### Exercise directions
Would you repeat every entry below word for word but drop the images?

Stored data entries
_ _ _

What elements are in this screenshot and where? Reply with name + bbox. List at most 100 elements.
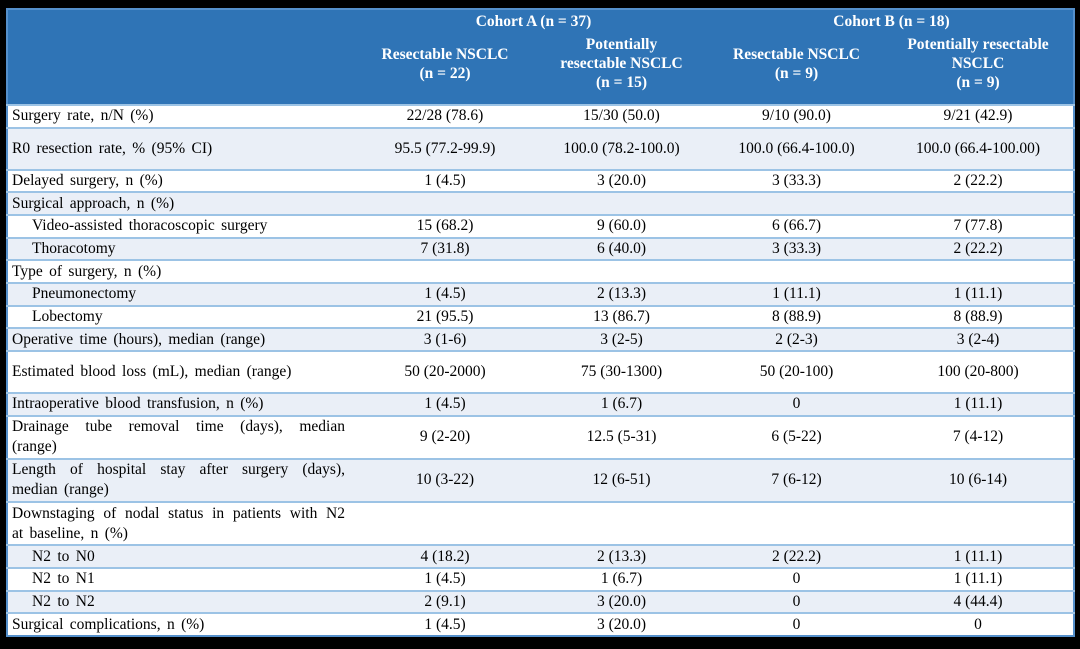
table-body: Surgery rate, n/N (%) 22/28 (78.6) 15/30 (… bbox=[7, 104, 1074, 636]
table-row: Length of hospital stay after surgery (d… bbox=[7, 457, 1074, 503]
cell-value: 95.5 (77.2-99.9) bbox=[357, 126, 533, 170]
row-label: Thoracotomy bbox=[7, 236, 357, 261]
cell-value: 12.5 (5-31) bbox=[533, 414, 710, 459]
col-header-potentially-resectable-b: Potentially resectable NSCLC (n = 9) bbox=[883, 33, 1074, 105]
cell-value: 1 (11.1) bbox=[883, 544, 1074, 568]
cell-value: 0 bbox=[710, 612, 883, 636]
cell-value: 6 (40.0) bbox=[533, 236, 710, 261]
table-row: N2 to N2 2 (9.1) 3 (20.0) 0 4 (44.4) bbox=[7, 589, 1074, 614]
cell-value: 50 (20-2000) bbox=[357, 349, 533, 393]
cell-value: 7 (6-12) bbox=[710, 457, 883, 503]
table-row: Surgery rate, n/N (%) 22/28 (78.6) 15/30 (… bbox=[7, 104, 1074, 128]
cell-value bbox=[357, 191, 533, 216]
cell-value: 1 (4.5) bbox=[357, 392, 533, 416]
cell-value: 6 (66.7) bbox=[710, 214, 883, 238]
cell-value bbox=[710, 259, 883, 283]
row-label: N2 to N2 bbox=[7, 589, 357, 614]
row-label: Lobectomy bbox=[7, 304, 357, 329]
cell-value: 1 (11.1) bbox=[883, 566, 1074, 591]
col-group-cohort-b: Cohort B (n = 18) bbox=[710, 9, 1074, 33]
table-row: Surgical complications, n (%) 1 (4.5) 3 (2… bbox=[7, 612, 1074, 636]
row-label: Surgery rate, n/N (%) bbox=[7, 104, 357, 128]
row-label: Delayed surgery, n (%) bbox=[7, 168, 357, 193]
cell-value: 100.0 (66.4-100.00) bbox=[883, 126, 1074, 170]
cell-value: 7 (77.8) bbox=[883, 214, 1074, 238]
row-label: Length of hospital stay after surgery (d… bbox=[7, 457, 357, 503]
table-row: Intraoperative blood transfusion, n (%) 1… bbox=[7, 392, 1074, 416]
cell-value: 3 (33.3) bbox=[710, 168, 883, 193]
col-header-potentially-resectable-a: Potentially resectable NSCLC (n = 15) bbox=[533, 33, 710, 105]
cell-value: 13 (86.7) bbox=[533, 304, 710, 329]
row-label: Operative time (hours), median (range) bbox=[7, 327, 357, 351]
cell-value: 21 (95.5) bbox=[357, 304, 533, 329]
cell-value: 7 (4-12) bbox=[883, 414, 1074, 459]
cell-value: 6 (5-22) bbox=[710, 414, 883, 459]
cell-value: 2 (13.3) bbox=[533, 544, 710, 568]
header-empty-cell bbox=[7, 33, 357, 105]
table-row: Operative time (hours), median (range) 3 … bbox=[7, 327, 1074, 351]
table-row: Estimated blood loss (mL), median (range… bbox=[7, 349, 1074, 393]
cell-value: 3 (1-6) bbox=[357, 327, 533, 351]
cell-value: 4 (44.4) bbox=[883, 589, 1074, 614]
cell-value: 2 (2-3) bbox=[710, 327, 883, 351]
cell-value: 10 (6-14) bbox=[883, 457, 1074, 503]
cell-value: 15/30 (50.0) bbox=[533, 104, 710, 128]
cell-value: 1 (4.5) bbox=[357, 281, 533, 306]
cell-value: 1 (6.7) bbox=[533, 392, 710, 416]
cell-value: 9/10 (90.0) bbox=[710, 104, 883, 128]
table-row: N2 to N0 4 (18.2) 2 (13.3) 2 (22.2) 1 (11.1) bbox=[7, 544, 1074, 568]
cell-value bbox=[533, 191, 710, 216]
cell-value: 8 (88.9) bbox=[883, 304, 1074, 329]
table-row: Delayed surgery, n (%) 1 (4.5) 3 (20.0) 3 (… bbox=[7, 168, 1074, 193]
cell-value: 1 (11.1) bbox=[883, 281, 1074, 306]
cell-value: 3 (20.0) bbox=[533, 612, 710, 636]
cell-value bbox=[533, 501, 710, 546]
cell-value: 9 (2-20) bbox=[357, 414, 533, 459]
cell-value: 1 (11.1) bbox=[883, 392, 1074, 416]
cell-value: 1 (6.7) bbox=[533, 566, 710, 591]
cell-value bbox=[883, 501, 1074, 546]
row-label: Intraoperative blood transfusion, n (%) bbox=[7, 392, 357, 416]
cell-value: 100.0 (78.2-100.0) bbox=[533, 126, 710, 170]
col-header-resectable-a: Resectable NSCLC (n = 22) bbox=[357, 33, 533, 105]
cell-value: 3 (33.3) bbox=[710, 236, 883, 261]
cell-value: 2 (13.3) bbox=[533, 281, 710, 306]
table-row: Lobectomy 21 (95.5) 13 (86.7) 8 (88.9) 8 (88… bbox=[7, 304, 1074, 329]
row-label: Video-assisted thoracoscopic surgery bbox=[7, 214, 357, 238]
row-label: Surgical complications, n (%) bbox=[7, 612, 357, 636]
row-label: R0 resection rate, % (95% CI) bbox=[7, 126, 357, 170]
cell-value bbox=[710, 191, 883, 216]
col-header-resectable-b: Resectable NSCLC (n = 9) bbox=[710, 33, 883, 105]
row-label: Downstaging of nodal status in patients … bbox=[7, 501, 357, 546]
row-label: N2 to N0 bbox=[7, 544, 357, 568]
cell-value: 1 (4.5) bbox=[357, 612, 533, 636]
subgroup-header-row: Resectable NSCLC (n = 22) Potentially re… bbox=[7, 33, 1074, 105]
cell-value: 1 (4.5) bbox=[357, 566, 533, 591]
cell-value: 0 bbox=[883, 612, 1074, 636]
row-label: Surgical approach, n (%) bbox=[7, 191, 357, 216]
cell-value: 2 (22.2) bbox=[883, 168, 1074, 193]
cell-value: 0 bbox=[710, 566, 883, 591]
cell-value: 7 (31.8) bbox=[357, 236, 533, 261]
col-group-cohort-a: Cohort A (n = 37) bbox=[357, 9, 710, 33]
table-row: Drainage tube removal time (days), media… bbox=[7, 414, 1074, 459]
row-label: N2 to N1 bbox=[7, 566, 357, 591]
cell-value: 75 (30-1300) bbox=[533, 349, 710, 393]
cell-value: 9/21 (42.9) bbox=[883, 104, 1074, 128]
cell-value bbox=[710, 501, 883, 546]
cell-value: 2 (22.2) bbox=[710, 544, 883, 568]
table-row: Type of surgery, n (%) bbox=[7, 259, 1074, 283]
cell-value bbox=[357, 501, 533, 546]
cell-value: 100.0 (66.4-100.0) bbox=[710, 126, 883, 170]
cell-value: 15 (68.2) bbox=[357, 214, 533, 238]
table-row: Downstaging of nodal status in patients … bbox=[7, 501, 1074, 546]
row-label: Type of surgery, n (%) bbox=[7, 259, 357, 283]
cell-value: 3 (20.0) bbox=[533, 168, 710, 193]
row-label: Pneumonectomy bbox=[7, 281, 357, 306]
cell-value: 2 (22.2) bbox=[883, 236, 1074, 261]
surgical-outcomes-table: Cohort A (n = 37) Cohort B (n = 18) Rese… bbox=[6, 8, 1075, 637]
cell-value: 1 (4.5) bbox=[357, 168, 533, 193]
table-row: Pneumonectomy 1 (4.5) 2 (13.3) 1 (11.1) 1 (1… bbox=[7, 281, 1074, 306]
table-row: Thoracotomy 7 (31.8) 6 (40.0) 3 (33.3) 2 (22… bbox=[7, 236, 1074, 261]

_ _ _

### Your solution
What elements are in this screenshot and where? Reply with name + bbox. List at most 100 elements.
table-body: Surgery rate, n/N (%) 22/28 (78.6) 15/30 (… bbox=[7, 104, 1074, 636]
table-row: Length of hospital stay after surgery (d… bbox=[7, 457, 1074, 503]
cell-value: 95.5 (77.2-99.9) bbox=[357, 126, 533, 170]
row-label: Thoracotomy bbox=[7, 236, 357, 261]
cell-value: 12.5 (5-31) bbox=[533, 414, 710, 459]
col-header-potentially-resectable-b: Potentially resectable NSCLC (n = 9) bbox=[883, 33, 1074, 105]
cell-value: 1 (11.1) bbox=[883, 544, 1074, 568]
cell-value: 0 bbox=[710, 612, 883, 636]
cell-value: 6 (40.0) bbox=[533, 236, 710, 261]
table-row: N2 to N2 2 (9.1) 3 (20.0) 0 4 (44.4) bbox=[7, 589, 1074, 614]
cell-value: 50 (20-2000) bbox=[357, 349, 533, 393]
cell-value: 7 (6-12) bbox=[710, 457, 883, 503]
table-row: Surgery rate, n/N (%) 22/28 (78.6) 15/30 (… bbox=[7, 104, 1074, 128]
cell-value bbox=[357, 191, 533, 216]
cell-value: 1 (4.5) bbox=[357, 392, 533, 416]
cell-value: 6 (66.7) bbox=[710, 214, 883, 238]
cell-value bbox=[710, 259, 883, 283]
row-label: N2 to N2 bbox=[7, 589, 357, 614]
row-label: Lobectomy bbox=[7, 304, 357, 329]
cell-value: 1 (11.1) bbox=[883, 566, 1074, 591]
col-group-cohort-b: Cohort B (n = 18) bbox=[710, 9, 1074, 33]
table-row: Surgical complications, n (%) 1 (4.5) 3 (2… bbox=[7, 612, 1074, 636]
row-label: Surgery rate, n/N (%) bbox=[7, 104, 357, 128]
row-label: Delayed surgery, n (%) bbox=[7, 168, 357, 193]
cell-value: 100.0 (66.4-100.00) bbox=[883, 126, 1074, 170]
cell-value: 7 (77.8) bbox=[883, 214, 1074, 238]
row-label: Length of hospital stay after surgery (d… bbox=[7, 457, 357, 503]
table-row: Intraoperative blood transfusion, n (%) 1… bbox=[7, 392, 1074, 416]
cell-value: 3 (33.3) bbox=[710, 168, 883, 193]
col-header-potentially-resectable-a: Potentially resectable NSCLC (n = 15) bbox=[533, 33, 710, 105]
cell-value: 13 (86.7) bbox=[533, 304, 710, 329]
row-label: Operative time (hours), median (range) bbox=[7, 327, 357, 351]
cell-value: 21 (95.5) bbox=[357, 304, 533, 329]
cell-value: 7 (4-12) bbox=[883, 414, 1074, 459]
cell-value: 6 (5-22) bbox=[710, 414, 883, 459]
cell-value: 2 (13.3) bbox=[533, 544, 710, 568]
header-empty-cell bbox=[7, 33, 357, 105]
table-row: Operative time (hours), median (range) 3 … bbox=[7, 327, 1074, 351]
table-row: Estimated blood loss (mL), median (range… bbox=[7, 349, 1074, 393]
cell-value: 3 (1-6) bbox=[357, 327, 533, 351]
cell-value: 4 (44.4) bbox=[883, 589, 1074, 614]
cell-value: 2 (2-3) bbox=[710, 327, 883, 351]
cell-value: 10 (6-14) bbox=[883, 457, 1074, 503]
cell-value: 15/30 (50.0) bbox=[533, 104, 710, 128]
cell-value: 1 (4.5) bbox=[357, 281, 533, 306]
cell-value: 1 (6.7) bbox=[533, 392, 710, 416]
cell-value: 9/10 (90.0) bbox=[710, 104, 883, 128]
table-row: N2 to N0 4 (18.2) 2 (13.3) 2 (22.2) 1 (11.1) bbox=[7, 544, 1074, 568]
cell-value bbox=[533, 191, 710, 216]
cell-value: 8 (88.9) bbox=[883, 304, 1074, 329]
table-row: Delayed surgery, n (%) 1 (4.5) 3 (20.0) 3 (… bbox=[7, 168, 1074, 193]
cell-value: 1 (11.1) bbox=[883, 281, 1074, 306]
cell-value: 3 (20.0) bbox=[533, 612, 710, 636]
cell-value bbox=[533, 501, 710, 546]
cell-value: 9 (2-20) bbox=[357, 414, 533, 459]
cell-value: 1 (11.1) bbox=[883, 392, 1074, 416]
cell-value: 1 (6.7) bbox=[533, 566, 710, 591]
cell-value bbox=[883, 501, 1074, 546]
row-label: Intraoperative blood transfusion, n (%) bbox=[7, 392, 357, 416]
cell-value: 100.0 (78.2-100.0) bbox=[533, 126, 710, 170]
col-header-resectable-a: Resectable NSCLC (n = 22) bbox=[357, 33, 533, 105]
cell-value: 3 (33.3) bbox=[710, 236, 883, 261]
cell-value: 2 (13.3) bbox=[533, 281, 710, 306]
table-row: Lobectomy 21 (95.5) 13 (86.7) 8 (88.9) 8 (88… bbox=[7, 304, 1074, 329]
row-label: Video-assisted thoracoscopic surgery bbox=[7, 214, 357, 238]
row-label: Surgical complications, n (%) bbox=[7, 612, 357, 636]
row-label: R0 resection rate, % (95% CI) bbox=[7, 126, 357, 170]
cell-value bbox=[710, 191, 883, 216]
col-header-resectable-b: Resectable NSCLC (n = 9) bbox=[710, 33, 883, 105]
row-label: Downstaging of nodal status in patients … bbox=[7, 501, 357, 546]
row-label: N2 to N0 bbox=[7, 544, 357, 568]
cell-value: 1 (4.5) bbox=[357, 612, 533, 636]
subgroup-header-row: Resectable NSCLC (n = 22) Potentially re… bbox=[7, 33, 1074, 105]
cell-value: 1 (4.5) bbox=[357, 566, 533, 591]
cell-value: 0 bbox=[883, 612, 1074, 636]
row-label: Surgical approach, n (%) bbox=[7, 191, 357, 216]
cell-value: 2 (22.2) bbox=[883, 168, 1074, 193]
cell-value: 0 bbox=[710, 566, 883, 591]
cell-value: 7 (31.8) bbox=[357, 236, 533, 261]
col-group-cohort-a: Cohort A (n = 37) bbox=[357, 9, 710, 33]
table-row: Drainage tube removal time (days), media… bbox=[7, 414, 1074, 459]
row-label: N2 to N1 bbox=[7, 566, 357, 591]
cell-value: 75 (30-1300) bbox=[533, 349, 710, 393]
cell-value: 9/21 (42.9) bbox=[883, 104, 1074, 128]
cell-value bbox=[710, 501, 883, 546]
cell-value: 2 (22.2) bbox=[710, 544, 883, 568]
table-row: Type of surgery, n (%) bbox=[7, 259, 1074, 283]
cell-value bbox=[357, 501, 533, 546]
cell-value: 100.0 (66.4-100.0) bbox=[710, 126, 883, 170]
cell-value: 15 (68.2) bbox=[357, 214, 533, 238]
table-row: Downstaging of nodal status in patients … bbox=[7, 501, 1074, 546]
row-label: Type of surgery, n (%) bbox=[7, 259, 357, 283]
cell-value: 3 (20.0) bbox=[533, 168, 710, 193]
row-label: Pneumonectomy bbox=[7, 281, 357, 306]
cell-value: 2 (22.2) bbox=[883, 236, 1074, 261]
surgical-outcomes-table: Cohort A (n = 37) Cohort B (n = 18) Rese… bbox=[6, 8, 1075, 637]
cell-value: 1 (4.5) bbox=[357, 168, 533, 193]
table-row: Pneumonectomy 1 (4.5) 2 (13.3) 1 (11.1) 1 (1… bbox=[7, 281, 1074, 306]
table-row: Thoracotomy 7 (31.8) 6 (40.0) 3 (33.3) 2 (22… bbox=[7, 236, 1074, 261]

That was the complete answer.